• [Exercise goal]:
What follows are records. Restate all of them word for word.

• [Entries supplied]:

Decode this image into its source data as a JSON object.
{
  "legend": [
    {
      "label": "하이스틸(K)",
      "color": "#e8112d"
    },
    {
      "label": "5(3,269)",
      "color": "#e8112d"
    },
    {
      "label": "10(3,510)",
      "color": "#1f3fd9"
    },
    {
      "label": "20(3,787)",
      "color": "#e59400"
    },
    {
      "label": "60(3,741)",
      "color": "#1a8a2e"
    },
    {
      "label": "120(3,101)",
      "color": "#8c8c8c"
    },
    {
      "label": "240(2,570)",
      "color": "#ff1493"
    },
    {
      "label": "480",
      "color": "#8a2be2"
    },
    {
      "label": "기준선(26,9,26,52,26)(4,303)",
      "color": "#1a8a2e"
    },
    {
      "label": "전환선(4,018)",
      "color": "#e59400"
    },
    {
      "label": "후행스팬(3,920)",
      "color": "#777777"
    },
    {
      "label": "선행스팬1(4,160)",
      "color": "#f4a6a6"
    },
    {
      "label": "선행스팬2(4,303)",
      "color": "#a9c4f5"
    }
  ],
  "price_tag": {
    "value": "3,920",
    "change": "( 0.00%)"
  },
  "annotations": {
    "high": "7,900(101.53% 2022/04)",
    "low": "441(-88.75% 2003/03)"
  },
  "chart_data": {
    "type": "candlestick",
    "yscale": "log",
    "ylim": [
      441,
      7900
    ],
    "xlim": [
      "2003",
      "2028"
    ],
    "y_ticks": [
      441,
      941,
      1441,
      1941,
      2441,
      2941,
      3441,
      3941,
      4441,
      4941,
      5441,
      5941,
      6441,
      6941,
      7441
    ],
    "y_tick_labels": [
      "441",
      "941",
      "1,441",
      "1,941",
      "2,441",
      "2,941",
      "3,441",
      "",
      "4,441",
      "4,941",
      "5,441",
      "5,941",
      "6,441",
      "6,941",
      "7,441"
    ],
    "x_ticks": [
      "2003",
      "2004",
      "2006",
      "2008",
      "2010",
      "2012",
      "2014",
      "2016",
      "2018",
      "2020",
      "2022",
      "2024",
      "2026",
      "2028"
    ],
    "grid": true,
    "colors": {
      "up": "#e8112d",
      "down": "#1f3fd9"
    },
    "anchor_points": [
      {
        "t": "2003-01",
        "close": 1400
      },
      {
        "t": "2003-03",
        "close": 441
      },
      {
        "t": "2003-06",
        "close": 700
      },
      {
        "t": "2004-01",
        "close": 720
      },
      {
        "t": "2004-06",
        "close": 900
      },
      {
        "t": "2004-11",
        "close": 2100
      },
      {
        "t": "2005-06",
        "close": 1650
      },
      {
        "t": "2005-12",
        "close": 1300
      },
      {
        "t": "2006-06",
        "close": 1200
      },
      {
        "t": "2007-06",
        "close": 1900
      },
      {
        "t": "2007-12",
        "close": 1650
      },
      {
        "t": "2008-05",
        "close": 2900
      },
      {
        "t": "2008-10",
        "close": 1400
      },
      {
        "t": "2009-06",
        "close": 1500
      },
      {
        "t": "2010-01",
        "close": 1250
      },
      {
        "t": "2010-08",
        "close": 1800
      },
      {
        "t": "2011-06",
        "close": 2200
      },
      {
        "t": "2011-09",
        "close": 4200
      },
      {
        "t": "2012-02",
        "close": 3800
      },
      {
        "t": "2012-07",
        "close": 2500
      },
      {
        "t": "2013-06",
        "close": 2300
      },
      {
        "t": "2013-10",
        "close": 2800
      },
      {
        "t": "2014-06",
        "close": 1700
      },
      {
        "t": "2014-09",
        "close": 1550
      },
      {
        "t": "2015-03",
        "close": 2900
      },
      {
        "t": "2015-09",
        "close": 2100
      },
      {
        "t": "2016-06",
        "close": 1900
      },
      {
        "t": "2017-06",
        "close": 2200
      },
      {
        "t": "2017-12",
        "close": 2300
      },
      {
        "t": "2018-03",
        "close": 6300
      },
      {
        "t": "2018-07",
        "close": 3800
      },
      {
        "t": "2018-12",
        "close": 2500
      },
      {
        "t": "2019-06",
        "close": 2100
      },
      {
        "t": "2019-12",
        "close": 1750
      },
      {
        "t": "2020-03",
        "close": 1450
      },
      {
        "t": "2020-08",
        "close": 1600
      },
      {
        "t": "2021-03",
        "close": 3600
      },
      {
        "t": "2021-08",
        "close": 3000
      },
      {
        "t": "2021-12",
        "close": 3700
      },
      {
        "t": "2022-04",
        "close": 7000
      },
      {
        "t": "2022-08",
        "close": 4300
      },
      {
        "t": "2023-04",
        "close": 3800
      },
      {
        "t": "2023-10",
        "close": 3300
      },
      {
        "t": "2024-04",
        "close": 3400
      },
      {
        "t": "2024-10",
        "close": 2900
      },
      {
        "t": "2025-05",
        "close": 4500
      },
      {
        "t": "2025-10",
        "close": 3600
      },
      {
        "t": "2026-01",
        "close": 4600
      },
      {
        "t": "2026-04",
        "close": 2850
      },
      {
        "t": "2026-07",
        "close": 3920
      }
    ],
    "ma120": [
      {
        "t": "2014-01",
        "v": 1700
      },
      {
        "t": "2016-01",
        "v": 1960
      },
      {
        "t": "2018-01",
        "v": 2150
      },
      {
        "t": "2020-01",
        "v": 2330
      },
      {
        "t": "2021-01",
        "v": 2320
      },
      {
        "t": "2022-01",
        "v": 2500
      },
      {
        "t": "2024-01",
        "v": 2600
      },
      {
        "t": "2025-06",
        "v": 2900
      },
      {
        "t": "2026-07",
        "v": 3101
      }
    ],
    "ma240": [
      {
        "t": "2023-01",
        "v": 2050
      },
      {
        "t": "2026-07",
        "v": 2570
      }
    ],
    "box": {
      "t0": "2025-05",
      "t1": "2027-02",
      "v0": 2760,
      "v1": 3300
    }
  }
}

• [The solution]:
Decode this image into its source data as a JSON object.
{
  "legend": [
    {
      "label": "하이스틸(K)",
      "color": "#e8112d"
    },
    {
      "label": "5(3,269)",
      "color": "#e8112d"
    },
    {
      "label": "10(3,510)",
      "color": "#1f3fd9"
    },
    {
      "label": "20(3,787)",
      "color": "#e59400"
    },
    {
      "label": "60(3,741)",
      "color": "#1a8a2e"
    },
    {
      "label": "120(3,101)",
      "color": "#8c8c8c"
    },
    {
      "label": "240(2,570)",
      "color": "#ff1493"
    },
    {
      "label": "480",
      "color": "#8a2be2"
    },
    {
      "label": "기준선(26,9,26,52,26)(4,303)",
      "color": "#1a8a2e"
    },
    {
      "label": "전환선(4,018)",
      "color": "#e59400"
    },
    {
      "label": "후행스팬(3,920)",
      "color": "#777777"
    },
    {
      "label": "선행스팬1(4,160)",
      "color": "#f4a6a6"
    },
    {
      "label": "선행스팬2(4,303)",
      "color": "#a9c4f5"
    }
  ],
  "price_tag": {
    "value": "3,920",
    "change": "( 0.00%)"
  },
  "annotations": {
    "high": "7,900(101.53% 2022/04)",
    "low": "441(-88.75% 2003/03)"
  },
  "chart_data": {
    "type": "candlestick",
    "yscale": "log",
    "ylim": [
      441,
      7900
    ],
    "xlim": [
      "2003",
      "2028"
    ],
    "y_ticks": [
      441,
      941,
      1441,
      1941,
      2441,
      2941,
      3441,
      3941,
      4441,
      4941,
      5441,
      5941,
      6441,
      6941,
      7441
    ],
    "y_tick_labels": [
      "441",
      "941",
      "1,441",
      "1,941",
      "2,441",
      "2,941",
      "3,441",
      "",
      "4,441",
      "4,941",
      "5,441",
      "5,941",
      "6,441",
      "6,941",
      "7,441"
    ],
    "x_ticks": [
      "2003",
      "2004",
      "2006",
      "2008",
      "2010",
      "2012",
      "2014",
      "2016",
      "2018",
      "2020",
      "2022",
      "2024",
      "2026",
      "2028"
    ],
    "grid": true,
    "colors": {
      "up": "#e8112d",
      "down": "#1f3fd9"
    },
    "anchor_points": [
      {
        "t": "2003-01",
        "close": 1400
      },
      {
        "t": "2003-03",
        "close": 441
      },
      {
        "t": "2003-06",
        "close": 700
      },
      {
        "t": "2004-01",
        "close": 720
      },
      {
        "t": "2004-06",
        "close": 900
      },
      {
        "t": "2004-11",
        "close": 2100
      },
      {
        "t": "2005-06",
        "close": 1650
      },
      {
        "t": "2005-12",
        "close": 1300
      },
      {
        "t": "2006-06",
        "close": 1200
      },
      {
        "t": "2007-06",
        "close": 1900
      },
      {
        "t": "2007-12",
        "close": 1650
      },
      {
        "t": "2008-05",
        "close": 2900
      },
      {
        "t": "2008-10",
        "close": 1400
      },
      {
        "t": "2009-06",
        "close": 1500
      },
      {
        "t": "2010-01",
        "close": 1250
      },
      {
        "t": "2010-08",
        "close": 1800
      },
      {
        "t": "2011-06",
        "close": 2200
      },
      {
        "t": "2011-09",
        "close": 4200
      },
      {
        "t": "2012-02",
        "close": 3800
      },
      {
        "t": "2012-07",
        "close": 2500
      },
      {
        "t": "2013-06",
        "close": 2300
      },
      {
        "t": "2013-10",
        "close": 2800
      },
      {
        "t": "2014-06",
        "close": 1700
      },
      {
        "t": "2014-09",
        "close": 1550
      },
      {
        "t": "2015-03",
        "close": 2900
      },
      {
        "t": "2015-09",
        "close": 2100
      },
      {
        "t": "2016-06",
        "close": 1900
      },
      {
        "t": "2017-06",
        "close": 2200
      },
      {
        "t": "2017-12",
        "close": 2300
      },
      {
        "t": "2018-03",
        "close": 6300
      },
      {
        "t": "2018-07",
        "close": 3800
      },
      {
        "t": "2018-12",
        "close": 2500
      },
      {
        "t": "2019-06",
        "close": 2100
      },
      {
        "t": "2019-12",
        "close": 1750
      },
      {
        "t": "2020-03",
        "close": 1450
      },
      {
        "t": "2020-08",
        "close": 1600
      },
      {
        "t": "2021-03",
        "close": 3600
      },
      {
        "t": "2021-08",
        "close": 3000
      },
      {
        "t": "2021-12",
        "close": 3700
      },
      {
        "t": "2022-04",
        "close": 7000
      },
      {
        "t": "2022-08",
        "close": 4300
      },
      {
        "t": "2023-04",
        "close": 3800
      },
      {
        "t": "2023-10",
        "close": 3300
      },
      {
        "t": "2024-04",
        "close": 3400
      },
      {
        "t": "2024-10",
        "close": 2900
      },
      {
        "t": "2025-05",
        "close": 4500
      },
      {
        "t": "2025-10",
        "close": 3600
      },
      {
        "t": "2026-01",
        "close": 4600
      },
      {
        "t": "2026-04",
        "close": 2850
      },
      {
        "t": "2026-07",
        "close": 3920
      }
    ],
    "ma120": [
      {
        "t": "2014-01",
        "v": 1700
      },
      {
        "t": "2016-01",
        "v": 1960
      },
      {
        "t": "2018-01",
        "v": 2150
      },
      {
        "t": "2020-01",
        "v": 2330
      },
      {
        "t": "2021-01",
        "v": 2320
      },
      {
        "t": "2022-01",
        "v": 2500
      },
      {
        "t": "2024-01",
        "v": 2600
      },
      {
        "t": "2025-06",
        "v": 2900
      },
      {
        "t": "2026-07",
        "v": 3101
      }
    ],
    "ma240": [
      {
        "t": "2023-01",
        "v": 2050
      },
      {
        "t": "2026-07",
        "v": 2570
      }
    ],
    "box": {
      "t0": "2025-05",
      "t1": "2027-02",
      "v0": 2760,
      "v1": 3300
    }
  }
}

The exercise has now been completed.